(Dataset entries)
######
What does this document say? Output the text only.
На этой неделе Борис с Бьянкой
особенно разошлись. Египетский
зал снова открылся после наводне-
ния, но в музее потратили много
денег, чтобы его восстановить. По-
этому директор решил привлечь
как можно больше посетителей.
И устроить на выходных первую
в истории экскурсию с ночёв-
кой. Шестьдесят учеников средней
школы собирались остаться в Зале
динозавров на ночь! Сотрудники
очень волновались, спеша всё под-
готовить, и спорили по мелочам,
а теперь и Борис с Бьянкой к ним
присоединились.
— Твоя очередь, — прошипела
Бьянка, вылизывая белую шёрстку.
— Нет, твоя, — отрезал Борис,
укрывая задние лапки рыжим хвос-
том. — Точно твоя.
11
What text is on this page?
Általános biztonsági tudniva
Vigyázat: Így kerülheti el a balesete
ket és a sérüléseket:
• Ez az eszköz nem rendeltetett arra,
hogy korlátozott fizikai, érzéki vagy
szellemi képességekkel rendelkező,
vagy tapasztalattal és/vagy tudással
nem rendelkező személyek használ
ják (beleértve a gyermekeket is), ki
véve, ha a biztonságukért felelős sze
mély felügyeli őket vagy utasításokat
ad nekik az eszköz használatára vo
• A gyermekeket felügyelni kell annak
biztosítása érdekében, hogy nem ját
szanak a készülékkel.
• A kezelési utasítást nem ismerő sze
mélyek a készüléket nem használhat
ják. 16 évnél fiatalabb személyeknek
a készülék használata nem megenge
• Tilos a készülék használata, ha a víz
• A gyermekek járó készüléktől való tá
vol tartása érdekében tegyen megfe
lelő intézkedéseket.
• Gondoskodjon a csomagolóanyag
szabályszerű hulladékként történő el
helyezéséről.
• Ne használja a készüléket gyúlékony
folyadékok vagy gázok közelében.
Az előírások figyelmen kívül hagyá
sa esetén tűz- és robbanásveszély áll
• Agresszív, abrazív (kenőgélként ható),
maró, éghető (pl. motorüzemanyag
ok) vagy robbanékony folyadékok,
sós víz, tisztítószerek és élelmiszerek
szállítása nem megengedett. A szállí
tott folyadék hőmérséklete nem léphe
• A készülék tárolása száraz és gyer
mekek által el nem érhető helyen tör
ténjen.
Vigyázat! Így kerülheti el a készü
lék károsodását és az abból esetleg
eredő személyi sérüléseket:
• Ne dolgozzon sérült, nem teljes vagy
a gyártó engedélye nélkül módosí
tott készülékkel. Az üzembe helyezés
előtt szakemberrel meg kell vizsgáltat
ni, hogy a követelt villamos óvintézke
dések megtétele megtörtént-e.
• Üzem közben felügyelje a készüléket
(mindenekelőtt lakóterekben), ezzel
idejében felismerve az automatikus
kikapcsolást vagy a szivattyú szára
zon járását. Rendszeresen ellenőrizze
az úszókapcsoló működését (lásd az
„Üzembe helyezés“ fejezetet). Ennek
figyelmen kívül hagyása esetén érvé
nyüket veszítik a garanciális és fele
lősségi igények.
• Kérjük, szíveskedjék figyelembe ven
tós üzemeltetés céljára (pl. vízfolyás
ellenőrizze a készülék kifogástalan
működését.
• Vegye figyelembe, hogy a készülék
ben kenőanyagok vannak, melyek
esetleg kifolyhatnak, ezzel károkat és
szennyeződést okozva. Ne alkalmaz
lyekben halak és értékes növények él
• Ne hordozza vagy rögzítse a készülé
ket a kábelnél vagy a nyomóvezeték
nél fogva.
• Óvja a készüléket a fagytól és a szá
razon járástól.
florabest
######
◆ **Your goal**: Identify the lines of the data that contain the word "What". Copy each of them.

◆ **Problem solution**:
What does this document say? Output the text only.
What text is on this page?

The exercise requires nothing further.